-- Start of Supplied records --
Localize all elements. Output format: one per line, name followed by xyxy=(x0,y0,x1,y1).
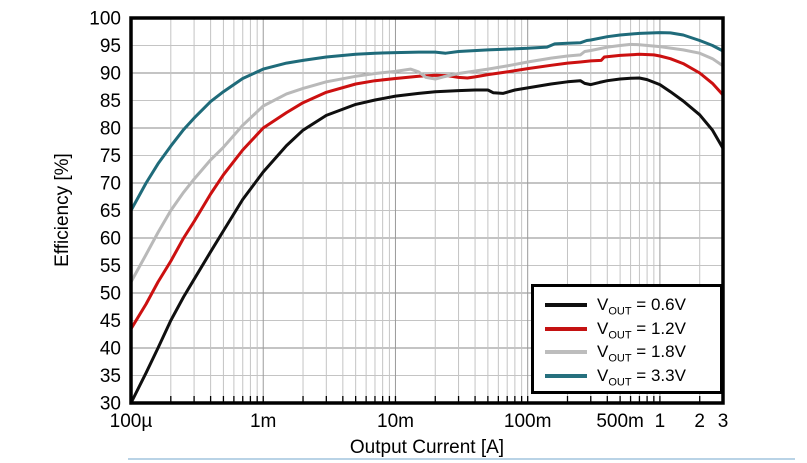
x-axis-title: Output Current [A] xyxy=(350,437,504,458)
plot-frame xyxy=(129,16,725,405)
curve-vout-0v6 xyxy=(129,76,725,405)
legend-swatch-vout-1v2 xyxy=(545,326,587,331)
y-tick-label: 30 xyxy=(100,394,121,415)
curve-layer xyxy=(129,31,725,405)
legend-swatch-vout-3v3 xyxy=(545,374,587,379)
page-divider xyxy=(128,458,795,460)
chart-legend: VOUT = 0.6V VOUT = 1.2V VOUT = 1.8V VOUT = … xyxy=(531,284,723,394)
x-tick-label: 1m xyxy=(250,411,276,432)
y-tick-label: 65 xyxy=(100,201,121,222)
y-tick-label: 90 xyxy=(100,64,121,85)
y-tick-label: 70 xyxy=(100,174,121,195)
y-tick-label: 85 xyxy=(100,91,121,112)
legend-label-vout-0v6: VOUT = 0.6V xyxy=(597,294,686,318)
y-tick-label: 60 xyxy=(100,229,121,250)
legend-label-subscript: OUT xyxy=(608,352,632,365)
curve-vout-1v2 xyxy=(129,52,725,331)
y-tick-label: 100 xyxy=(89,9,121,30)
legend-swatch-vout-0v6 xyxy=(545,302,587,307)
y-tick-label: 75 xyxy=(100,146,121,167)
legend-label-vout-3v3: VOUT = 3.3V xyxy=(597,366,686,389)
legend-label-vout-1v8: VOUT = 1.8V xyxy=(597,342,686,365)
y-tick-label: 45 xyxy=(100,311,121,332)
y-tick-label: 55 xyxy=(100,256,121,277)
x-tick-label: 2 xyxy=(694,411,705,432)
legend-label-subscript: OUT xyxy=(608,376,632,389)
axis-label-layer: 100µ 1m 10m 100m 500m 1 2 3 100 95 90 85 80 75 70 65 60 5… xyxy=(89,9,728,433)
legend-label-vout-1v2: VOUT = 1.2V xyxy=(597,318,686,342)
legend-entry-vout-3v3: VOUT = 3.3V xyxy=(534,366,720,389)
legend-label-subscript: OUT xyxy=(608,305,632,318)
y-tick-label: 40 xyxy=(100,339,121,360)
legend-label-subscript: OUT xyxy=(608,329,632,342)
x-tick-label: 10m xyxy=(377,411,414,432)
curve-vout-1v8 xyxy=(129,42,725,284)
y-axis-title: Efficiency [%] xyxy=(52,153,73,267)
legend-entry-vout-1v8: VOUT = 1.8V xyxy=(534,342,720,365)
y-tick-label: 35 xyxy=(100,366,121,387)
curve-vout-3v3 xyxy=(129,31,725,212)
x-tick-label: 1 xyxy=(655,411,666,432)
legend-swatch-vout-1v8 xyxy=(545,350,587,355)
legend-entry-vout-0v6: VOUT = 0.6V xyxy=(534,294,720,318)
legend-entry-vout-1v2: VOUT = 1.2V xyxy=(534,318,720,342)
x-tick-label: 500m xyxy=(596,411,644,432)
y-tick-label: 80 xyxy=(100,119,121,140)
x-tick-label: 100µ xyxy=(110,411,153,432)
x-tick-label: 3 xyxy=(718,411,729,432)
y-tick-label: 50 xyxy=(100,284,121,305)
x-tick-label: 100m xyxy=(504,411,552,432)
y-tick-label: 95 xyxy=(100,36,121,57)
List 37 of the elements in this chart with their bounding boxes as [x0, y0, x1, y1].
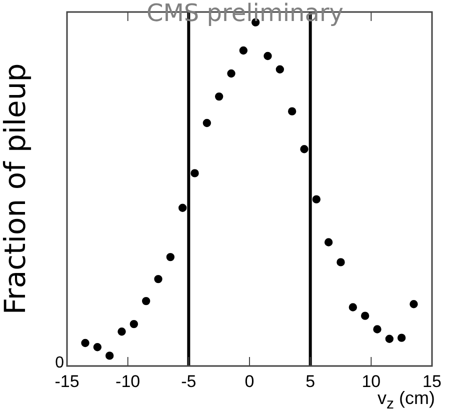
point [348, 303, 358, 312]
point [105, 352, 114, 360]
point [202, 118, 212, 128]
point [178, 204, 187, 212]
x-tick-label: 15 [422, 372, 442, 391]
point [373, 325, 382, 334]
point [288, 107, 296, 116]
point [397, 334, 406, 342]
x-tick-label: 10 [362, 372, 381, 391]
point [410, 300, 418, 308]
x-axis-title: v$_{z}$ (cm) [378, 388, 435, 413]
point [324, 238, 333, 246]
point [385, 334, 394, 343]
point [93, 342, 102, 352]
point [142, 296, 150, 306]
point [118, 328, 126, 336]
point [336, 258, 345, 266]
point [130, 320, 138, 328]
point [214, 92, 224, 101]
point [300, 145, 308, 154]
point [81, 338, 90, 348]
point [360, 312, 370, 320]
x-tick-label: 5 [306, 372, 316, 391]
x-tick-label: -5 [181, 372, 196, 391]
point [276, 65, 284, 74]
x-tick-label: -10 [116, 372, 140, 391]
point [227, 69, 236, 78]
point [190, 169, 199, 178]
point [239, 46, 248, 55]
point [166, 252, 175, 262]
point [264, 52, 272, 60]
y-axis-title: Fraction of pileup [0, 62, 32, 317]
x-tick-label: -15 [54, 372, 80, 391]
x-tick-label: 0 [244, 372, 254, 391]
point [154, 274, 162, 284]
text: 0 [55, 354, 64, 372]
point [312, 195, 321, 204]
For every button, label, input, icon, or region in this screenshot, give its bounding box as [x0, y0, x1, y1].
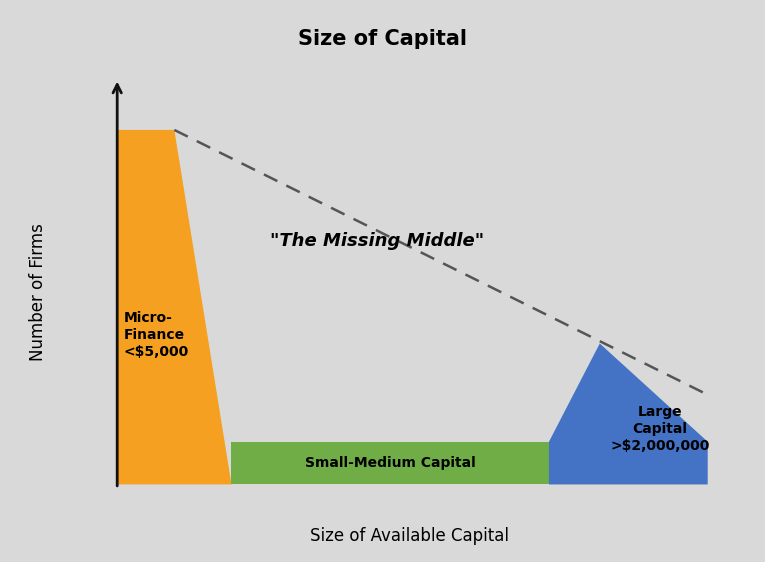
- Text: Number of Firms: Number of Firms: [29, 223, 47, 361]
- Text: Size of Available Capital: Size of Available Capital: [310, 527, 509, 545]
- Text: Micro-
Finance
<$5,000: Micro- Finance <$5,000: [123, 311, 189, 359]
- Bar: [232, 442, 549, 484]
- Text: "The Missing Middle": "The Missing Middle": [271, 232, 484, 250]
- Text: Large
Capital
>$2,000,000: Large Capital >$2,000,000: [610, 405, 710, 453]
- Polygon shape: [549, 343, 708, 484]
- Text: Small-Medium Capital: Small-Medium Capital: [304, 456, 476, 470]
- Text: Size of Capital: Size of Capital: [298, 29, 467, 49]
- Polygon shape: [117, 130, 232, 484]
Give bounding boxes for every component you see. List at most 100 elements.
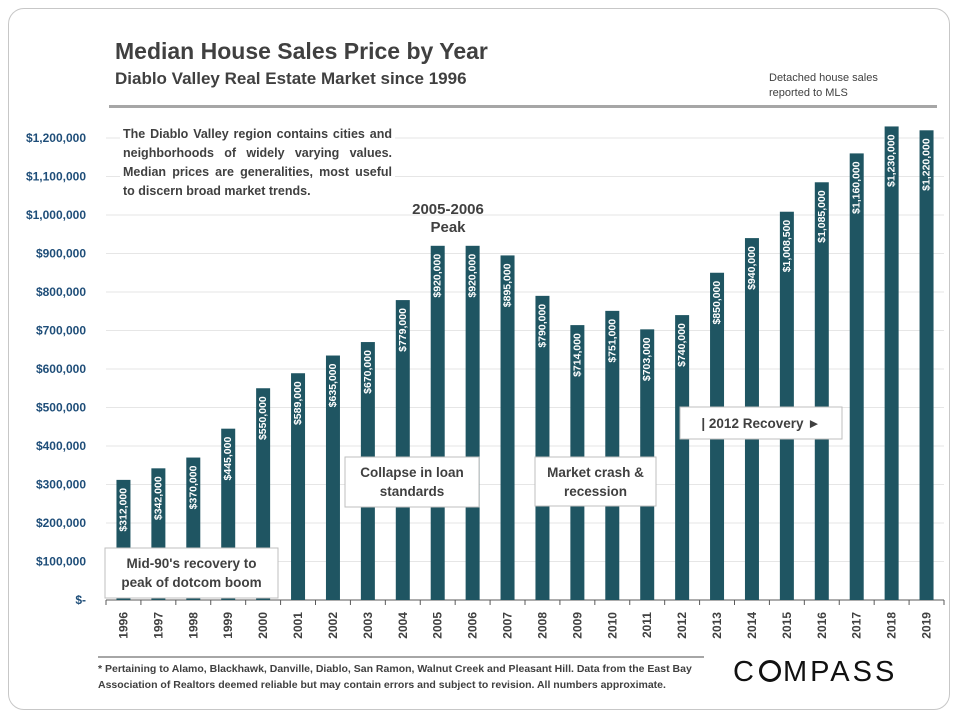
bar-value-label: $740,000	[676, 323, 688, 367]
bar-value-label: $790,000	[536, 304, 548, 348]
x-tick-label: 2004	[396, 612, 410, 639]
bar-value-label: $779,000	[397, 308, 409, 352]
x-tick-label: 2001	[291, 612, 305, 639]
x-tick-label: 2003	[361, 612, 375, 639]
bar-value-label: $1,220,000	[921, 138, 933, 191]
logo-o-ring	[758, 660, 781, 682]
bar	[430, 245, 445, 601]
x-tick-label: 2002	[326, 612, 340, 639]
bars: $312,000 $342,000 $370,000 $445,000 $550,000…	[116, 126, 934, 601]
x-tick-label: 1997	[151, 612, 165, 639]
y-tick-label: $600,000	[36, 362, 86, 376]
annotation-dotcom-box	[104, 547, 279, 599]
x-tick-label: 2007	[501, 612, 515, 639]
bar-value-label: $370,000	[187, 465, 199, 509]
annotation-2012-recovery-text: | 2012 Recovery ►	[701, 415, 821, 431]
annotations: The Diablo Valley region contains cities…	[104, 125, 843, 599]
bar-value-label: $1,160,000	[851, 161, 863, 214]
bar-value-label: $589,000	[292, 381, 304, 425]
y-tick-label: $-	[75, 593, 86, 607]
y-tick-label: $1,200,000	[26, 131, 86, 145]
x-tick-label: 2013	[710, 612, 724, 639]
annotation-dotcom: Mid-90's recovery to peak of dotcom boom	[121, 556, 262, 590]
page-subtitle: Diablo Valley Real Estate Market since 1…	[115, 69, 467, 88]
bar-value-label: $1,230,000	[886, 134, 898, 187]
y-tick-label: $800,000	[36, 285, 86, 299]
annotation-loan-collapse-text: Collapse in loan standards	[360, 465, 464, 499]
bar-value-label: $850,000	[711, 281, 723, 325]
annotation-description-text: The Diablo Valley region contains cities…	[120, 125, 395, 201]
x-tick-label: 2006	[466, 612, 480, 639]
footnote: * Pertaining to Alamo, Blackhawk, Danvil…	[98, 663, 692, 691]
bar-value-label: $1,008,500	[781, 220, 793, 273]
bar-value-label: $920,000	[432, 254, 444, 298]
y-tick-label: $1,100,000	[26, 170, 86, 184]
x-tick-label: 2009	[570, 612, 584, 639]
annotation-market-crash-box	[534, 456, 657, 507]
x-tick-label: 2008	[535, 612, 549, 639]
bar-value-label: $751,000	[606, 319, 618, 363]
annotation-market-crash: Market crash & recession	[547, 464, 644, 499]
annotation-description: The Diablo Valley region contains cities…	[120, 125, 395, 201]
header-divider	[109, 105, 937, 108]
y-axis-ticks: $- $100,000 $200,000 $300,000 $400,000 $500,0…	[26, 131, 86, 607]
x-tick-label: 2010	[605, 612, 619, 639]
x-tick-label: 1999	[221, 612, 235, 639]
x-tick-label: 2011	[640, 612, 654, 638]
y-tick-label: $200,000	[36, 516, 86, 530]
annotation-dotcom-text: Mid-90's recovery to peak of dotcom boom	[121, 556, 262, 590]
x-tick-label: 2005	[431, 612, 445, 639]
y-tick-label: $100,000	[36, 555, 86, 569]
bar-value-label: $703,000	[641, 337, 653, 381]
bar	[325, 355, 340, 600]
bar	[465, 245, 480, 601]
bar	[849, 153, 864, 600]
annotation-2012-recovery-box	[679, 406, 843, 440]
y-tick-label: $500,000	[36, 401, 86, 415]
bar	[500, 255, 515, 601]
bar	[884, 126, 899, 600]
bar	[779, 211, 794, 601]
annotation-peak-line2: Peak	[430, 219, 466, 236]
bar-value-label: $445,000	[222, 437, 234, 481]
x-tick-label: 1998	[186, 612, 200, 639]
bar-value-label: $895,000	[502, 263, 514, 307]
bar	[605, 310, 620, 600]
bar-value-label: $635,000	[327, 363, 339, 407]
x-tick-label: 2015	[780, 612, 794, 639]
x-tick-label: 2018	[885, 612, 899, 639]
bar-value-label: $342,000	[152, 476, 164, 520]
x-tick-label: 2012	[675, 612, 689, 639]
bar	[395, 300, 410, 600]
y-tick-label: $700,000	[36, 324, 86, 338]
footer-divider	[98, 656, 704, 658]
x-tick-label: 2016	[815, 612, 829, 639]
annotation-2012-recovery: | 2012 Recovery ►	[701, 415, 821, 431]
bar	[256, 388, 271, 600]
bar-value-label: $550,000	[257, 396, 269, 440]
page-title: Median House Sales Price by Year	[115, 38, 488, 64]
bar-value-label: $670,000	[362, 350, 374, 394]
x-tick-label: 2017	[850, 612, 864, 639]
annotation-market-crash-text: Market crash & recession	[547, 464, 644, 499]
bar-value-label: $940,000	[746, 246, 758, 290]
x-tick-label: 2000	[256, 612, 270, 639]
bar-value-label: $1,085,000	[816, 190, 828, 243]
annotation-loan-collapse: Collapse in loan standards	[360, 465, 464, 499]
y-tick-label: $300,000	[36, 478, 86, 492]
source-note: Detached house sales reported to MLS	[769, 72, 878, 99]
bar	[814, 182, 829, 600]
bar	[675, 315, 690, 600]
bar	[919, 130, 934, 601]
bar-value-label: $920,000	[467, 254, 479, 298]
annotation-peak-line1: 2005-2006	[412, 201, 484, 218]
-- End of Supplied records --
What you should do: Copy out the listing above word for word, starting with the line that contains "- Text: Number" and going on through the line that contains "- Text: Small-Medium", both of those lines included.

Task result:
- Text: Number of Firms: Number of Firms: [29, 223, 47, 361]
- Text: Size of Available Capital: Size of Available Capital: [310, 527, 509, 545]
- Text: Micro-
Finance
<$5,000: Micro- Finance <$5,000: [123, 311, 189, 359]
- Bar: [232, 442, 549, 484]
- Text: "The Missing Middle": "The Missing Middle": [271, 232, 484, 250]
- Text: Large
Capital
>$2,000,000: Large Capital >$2,000,000: [610, 405, 710, 453]
- Polygon shape: [549, 343, 708, 484]
- Text: Small-Medium Capital: Small-Medium Capital: [304, 456, 476, 470]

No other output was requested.